● Records shown
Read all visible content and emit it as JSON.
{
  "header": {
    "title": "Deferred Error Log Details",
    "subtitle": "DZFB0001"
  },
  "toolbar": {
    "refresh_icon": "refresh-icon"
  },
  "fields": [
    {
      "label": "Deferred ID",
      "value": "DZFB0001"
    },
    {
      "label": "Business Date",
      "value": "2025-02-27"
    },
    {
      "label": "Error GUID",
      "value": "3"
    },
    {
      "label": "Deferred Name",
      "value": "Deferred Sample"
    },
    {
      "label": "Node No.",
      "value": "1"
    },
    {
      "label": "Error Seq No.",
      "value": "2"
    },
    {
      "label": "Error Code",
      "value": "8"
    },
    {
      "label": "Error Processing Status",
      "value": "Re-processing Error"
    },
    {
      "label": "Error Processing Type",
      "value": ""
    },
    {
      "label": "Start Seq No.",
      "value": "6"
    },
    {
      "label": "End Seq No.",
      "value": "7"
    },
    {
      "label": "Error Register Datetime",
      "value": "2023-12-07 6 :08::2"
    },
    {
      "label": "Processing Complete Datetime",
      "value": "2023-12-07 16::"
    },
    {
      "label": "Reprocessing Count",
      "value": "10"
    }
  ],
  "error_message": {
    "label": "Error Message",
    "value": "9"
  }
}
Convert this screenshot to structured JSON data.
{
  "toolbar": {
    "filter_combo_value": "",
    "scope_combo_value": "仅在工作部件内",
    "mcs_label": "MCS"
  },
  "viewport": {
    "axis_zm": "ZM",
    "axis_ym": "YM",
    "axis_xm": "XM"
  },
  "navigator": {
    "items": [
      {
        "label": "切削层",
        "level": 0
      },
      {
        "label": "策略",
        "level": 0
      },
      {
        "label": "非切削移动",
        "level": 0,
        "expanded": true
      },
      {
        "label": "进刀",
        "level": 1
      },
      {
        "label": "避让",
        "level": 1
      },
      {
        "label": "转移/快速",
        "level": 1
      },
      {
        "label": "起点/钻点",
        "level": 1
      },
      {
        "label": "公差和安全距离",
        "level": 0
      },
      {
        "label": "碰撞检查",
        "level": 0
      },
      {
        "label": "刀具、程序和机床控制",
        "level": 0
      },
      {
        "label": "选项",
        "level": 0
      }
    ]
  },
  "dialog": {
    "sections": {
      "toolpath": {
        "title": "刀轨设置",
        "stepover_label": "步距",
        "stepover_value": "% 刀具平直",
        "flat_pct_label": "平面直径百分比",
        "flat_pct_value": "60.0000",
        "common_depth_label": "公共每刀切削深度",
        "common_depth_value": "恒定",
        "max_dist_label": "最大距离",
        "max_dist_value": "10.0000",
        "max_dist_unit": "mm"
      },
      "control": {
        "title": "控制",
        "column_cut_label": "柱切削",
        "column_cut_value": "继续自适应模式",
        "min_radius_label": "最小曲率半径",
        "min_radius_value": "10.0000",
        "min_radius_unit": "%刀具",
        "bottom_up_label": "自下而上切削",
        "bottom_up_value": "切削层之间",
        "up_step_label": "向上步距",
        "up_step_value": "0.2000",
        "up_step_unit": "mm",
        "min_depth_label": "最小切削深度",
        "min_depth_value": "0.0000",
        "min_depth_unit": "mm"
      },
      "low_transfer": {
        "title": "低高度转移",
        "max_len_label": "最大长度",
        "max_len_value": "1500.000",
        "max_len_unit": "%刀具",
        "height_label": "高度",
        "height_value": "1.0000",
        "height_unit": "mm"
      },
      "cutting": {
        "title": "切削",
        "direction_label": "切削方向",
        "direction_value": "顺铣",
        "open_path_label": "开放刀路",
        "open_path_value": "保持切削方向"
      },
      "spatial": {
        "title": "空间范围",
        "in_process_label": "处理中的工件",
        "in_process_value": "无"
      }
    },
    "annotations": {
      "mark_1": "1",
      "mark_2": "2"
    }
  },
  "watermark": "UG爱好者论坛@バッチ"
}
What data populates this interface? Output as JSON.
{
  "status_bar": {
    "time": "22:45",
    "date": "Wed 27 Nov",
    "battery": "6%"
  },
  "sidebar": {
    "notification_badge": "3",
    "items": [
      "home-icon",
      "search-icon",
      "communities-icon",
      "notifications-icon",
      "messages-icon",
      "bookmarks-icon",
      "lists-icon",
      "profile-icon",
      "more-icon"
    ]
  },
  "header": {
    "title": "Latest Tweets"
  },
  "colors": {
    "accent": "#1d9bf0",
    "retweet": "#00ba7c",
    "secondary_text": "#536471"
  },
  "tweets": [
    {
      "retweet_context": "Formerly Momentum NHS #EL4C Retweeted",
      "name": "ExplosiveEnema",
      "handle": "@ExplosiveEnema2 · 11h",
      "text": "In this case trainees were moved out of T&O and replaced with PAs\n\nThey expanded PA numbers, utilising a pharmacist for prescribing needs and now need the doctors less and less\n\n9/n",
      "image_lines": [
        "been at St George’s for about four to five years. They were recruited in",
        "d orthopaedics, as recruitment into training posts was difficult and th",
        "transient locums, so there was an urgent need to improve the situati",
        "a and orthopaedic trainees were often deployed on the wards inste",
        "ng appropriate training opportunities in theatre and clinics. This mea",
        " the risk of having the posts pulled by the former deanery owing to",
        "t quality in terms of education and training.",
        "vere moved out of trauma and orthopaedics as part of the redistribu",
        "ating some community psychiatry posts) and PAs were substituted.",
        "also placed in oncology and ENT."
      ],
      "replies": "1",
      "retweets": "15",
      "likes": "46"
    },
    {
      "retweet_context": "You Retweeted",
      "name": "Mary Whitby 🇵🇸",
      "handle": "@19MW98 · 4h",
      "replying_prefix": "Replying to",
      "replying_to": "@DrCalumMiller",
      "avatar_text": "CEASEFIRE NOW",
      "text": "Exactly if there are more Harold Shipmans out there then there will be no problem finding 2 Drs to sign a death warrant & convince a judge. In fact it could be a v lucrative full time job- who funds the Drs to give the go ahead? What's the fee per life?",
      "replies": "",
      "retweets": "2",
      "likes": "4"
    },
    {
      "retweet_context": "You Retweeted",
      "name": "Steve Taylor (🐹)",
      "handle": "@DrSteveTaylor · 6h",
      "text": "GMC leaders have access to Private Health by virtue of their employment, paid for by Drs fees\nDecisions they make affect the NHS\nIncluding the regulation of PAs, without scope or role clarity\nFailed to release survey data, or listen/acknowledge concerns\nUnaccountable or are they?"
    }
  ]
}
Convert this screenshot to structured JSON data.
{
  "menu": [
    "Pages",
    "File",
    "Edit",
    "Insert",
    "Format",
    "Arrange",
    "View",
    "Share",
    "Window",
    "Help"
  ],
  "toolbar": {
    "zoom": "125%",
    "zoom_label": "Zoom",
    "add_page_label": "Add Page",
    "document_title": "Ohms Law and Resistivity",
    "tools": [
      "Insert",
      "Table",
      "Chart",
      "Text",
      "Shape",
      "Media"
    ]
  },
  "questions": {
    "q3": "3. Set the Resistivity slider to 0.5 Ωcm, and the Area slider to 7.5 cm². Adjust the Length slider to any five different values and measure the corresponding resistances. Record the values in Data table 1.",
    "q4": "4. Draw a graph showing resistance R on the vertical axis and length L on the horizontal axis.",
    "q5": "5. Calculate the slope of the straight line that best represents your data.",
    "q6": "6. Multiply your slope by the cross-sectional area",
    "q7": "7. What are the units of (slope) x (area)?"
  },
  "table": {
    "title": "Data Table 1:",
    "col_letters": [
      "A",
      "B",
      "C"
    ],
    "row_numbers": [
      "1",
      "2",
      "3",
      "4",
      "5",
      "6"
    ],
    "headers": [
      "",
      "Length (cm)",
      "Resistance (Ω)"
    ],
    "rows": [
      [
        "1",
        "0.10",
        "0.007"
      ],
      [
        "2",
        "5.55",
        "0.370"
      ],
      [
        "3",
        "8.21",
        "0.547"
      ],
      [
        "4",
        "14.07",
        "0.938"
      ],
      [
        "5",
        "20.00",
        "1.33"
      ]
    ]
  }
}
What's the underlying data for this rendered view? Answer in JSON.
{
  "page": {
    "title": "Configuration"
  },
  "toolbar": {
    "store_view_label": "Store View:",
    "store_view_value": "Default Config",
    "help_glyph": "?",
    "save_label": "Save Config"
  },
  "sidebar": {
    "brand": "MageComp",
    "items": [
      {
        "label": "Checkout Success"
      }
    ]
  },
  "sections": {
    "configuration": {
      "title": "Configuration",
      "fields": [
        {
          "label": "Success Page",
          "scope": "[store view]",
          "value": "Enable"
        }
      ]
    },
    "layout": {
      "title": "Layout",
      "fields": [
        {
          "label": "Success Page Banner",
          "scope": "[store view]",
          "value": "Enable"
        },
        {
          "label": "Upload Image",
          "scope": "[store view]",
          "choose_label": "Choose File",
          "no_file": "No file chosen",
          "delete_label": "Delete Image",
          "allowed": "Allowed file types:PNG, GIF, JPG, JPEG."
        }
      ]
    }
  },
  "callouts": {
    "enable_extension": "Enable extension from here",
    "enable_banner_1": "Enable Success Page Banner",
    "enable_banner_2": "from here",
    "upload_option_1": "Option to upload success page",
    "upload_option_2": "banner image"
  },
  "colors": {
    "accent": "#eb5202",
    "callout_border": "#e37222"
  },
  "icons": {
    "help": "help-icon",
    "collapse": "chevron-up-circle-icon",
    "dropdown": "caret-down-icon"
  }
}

● Problem statement
Give back the lines above exactly, from the one with "What's the underlying" through the last line.

● Response to the exercise
What's the underlying data for this rendered view? Answer in JSON.
{
  "page": {
    "title": "Configuration"
  },
  "toolbar": {
    "store_view_label": "Store View:",
    "store_view_value": "Default Config",
    "help_glyph": "?",
    "save_label": "Save Config"
  },
  "sidebar": {
    "brand": "MageComp",
    "items": [
      {
        "label": "Checkout Success"
      }
    ]
  },
  "sections": {
    "configuration": {
      "title": "Configuration",
      "fields": [
        {
          "label": "Success Page",
          "scope": "[store view]",
          "value": "Enable"
        }
      ]
    },
    "layout": {
      "title": "Layout",
      "fields": [
        {
          "label": "Success Page Banner",
          "scope": "[store view]",
          "value": "Enable"
        },
        {
          "label": "Upload Image",
          "scope": "[store view]",
          "choose_label": "Choose File",
          "no_file": "No file chosen",
          "delete_label": "Delete Image",
          "allowed": "Allowed file types:PNG, GIF, JPG, JPEG."
        }
      ]
    }
  },
  "callouts": {
    "enable_extension": "Enable extension from here",
    "enable_banner_1": "Enable Success Page Banner",
    "enable_banner_2": "from here",
    "upload_option_1": "Option to upload success page",
    "upload_option_2": "banner image"
  },
  "colors": {
    "accent": "#eb5202",
    "callout_border": "#e37222"
  },
  "icons": {
    "help": "help-icon",
    "collapse": "chevron-up-circle-icon",
    "dropdown": "caret-down-icon"
  }
}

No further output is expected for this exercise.